Required work: Copy the full set of lines exactly as given.

▼

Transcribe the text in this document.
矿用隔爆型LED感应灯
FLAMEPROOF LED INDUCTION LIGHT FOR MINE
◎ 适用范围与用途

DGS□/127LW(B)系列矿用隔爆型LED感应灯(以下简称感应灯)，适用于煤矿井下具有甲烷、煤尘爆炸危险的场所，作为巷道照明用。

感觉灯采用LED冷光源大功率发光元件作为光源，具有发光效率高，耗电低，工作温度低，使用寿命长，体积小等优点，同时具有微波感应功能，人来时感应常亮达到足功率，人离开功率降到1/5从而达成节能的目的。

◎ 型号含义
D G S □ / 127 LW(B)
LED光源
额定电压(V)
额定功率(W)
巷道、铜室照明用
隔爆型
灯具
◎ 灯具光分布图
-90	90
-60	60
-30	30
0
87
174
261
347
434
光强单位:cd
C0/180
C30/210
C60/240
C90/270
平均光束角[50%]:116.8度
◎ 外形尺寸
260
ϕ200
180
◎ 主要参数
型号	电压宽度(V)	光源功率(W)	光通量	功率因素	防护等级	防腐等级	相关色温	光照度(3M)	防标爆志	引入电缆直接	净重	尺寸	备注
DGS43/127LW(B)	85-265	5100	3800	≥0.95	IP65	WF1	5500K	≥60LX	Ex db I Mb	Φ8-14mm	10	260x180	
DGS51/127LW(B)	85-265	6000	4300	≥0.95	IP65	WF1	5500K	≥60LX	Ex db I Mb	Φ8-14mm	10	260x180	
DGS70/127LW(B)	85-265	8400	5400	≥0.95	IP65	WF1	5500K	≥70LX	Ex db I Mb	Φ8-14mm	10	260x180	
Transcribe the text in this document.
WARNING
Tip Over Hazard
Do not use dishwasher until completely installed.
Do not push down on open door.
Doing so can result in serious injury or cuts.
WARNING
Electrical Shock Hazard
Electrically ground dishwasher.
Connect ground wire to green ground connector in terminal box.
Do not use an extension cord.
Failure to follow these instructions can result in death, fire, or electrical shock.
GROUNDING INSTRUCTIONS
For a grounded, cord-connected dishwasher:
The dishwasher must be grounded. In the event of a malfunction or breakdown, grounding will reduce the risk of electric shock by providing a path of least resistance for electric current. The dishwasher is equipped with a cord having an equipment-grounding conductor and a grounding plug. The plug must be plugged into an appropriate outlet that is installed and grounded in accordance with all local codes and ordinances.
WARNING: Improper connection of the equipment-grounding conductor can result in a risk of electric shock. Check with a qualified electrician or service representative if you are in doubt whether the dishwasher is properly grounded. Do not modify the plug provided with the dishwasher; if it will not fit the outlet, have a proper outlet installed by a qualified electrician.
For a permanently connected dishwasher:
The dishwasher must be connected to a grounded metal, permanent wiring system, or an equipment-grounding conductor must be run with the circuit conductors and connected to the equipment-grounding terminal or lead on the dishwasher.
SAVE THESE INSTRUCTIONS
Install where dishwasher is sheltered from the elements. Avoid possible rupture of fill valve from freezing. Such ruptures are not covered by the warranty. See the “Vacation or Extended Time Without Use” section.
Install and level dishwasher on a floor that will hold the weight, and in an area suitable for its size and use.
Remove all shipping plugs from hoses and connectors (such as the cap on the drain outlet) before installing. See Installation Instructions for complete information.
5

▲

Reply to the exercise:
Transcribe the text in this document.
矿用隔爆型LED感应灯
FLAMEPROOF LED INDUCTION LIGHT FOR MINE
◎ 适用范围与用途

DGS□/127LW(B)系列矿用隔爆型LED感应灯(以下简称感应灯)，适用于煤矿井下具有甲烷、煤尘爆炸危险的场所，作为巷道照明用。

感觉灯采用LED冷光源大功率发光元件作为光源，具有发光效率高，耗电低，工作温度低，使用寿命长，体积小等优点，同时具有微波感应功能，人来时感应常亮达到足功率，人离开功率降到1/5从而达成节能的目的。

◎ 型号含义
D G S □ / 127 LW(B)
LED光源
额定电压(V)
额定功率(W)
巷道、铜室照明用
隔爆型
灯具
◎ 灯具光分布图
-90	90
-60	60
-30	30
0
87
174
261
347
434
光强单位:cd
C0/180
C30/210
C60/240
C90/270
平均光束角[50%]:116.8度
◎ 外形尺寸
260
ϕ200
180
◎ 主要参数
型号	电压宽度(V)	光源功率(W)	光通量	功率因素	防护等级	防腐等级	相关色温	光照度(3M)	防标爆志	引入电缆直接	净重	尺寸	备注
DGS43/127LW(B)	85-265	5100	3800	≥0.95	IP65	WF1	5500K	≥60LX	Ex db I Mb	Φ8-14mm	10	260x180	
DGS51/127LW(B)	85-265	6000	4300	≥0.95	IP65	WF1	5500K	≥60LX	Ex db I Mb	Φ8-14mm	10	260x180	
DGS70/127LW(B)	85-265	8400	5400	≥0.95	IP65	WF1	5500K	≥70LX	Ex db I Mb	Φ8-14mm	10	260x180	
Transcribe the text in this document.
WARNING
Tip Over Hazard
Do not use dishwasher until completely installed.
Do not push down on open door.
Doing so can result in serious injury or cuts.
WARNING
Electrical Shock Hazard
Electrically ground dishwasher.
Connect ground wire to green ground connector in terminal box.
Do not use an extension cord.
Failure to follow these instructions can result in death, fire, or electrical shock.
GROUNDING INSTRUCTIONS
For a grounded, cord-connected dishwasher:
The dishwasher must be grounded. In the event of a malfunction or breakdown, grounding will reduce the risk of electric shock by providing a path of least resistance for electric current. The dishwasher is equipped with a cord having an equipment-grounding conductor and a grounding plug. The plug must be plugged into an appropriate outlet that is installed and grounded in accordance with all local codes and ordinances.
WARNING: Improper connection of the equipment-grounding conductor can result in a risk of electric shock. Check with a qualified electrician or service representative if you are in doubt whether the dishwasher is properly grounded. Do not modify the plug provided with the dishwasher; if it will not fit the outlet, have a proper outlet installed by a qualified electrician.
For a permanently connected dishwasher:
The dishwasher must be connected to a grounded metal, permanent wiring system, or an equipment-grounding conductor must be run with the circuit conductors and connected to the equipment-grounding terminal or lead on the dishwasher.
SAVE THESE INSTRUCTIONS
Install where dishwasher is sheltered from the elements. Avoid possible rupture of fill valve from freezing. Such ruptures are not covered by the warranty. See the “Vacation or Extended Time Without Use” section.
Install and level dishwasher on a floor that will hold the weight, and in an area suitable for its size and use.
Remove all shipping plugs from hoses and connectors (such as the cap on the drain outlet) before installing. See Installation Instructions for complete information.
5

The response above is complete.